◆ **Your goal**:
Pictures do not belong in your copy. Repeat all the other data exactly.

* START Excerpted data *

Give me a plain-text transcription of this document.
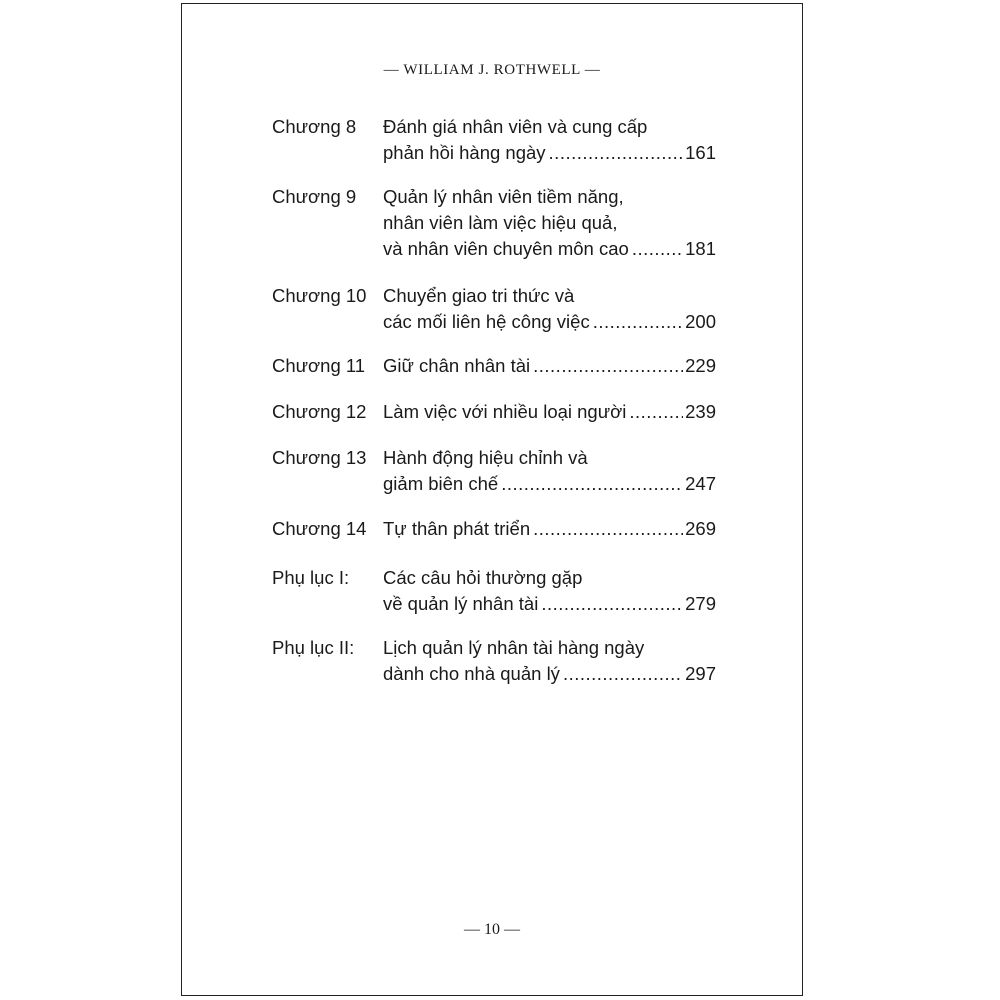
— WILLIAM J. ROTHWELL —
Chương 8	Đánh giá nhân viên và cung cấp
phản hồi hàng ngày .....	161
Chương 9	Quản lý nhân viên tiềm năng,
nhân viên làm việc hiệu quả,
và nhân viên chuyên môn cao .....	181
Chương 10 Chuyển giao tri thức và
các mối liên hệ công việc .....	200
Chương 11 Giữ chân nhân tài .....	229
Chương 12 Làm việc với nhiều loại người .....	239
Chương 13 Hành động hiệu chỉnh và
giảm biên chế .....	247
Chương 14 Tự thân phát triển .....	269
Phụ lục I:	Các câu hỏi thường gặp
về quản lý nhân tài .....	279
Phụ lục II:	Lịch quản lý nhân tài hàng ngày
dành cho nhà quản lý .....	297
— 10 —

* END Excerpted data *

◆ **Solution to this problem**:
Give me a plain-text transcription of this document.
— WILLIAM J. ROTHWELL —
Chương 8	Đánh giá nhân viên và cung cấp
phản hồi hàng ngày .....	161
Chương 9	Quản lý nhân viên tiềm năng,
nhân viên làm việc hiệu quả,
và nhân viên chuyên môn cao .....	181
Chương 10 Chuyển giao tri thức và
các mối liên hệ công việc .....	200
Chương 11 Giữ chân nhân tài .....	229
Chương 12 Làm việc với nhiều loại người .....	239
Chương 13 Hành động hiệu chỉnh và
giảm biên chế .....	247
Chương 14 Tự thân phát triển .....	269
Phụ lục I:	Các câu hỏi thường gặp
về quản lý nhân tài .....	279
Phụ lục II:	Lịch quản lý nhân tài hàng ngày
dành cho nhà quản lý .....	297
— 10 —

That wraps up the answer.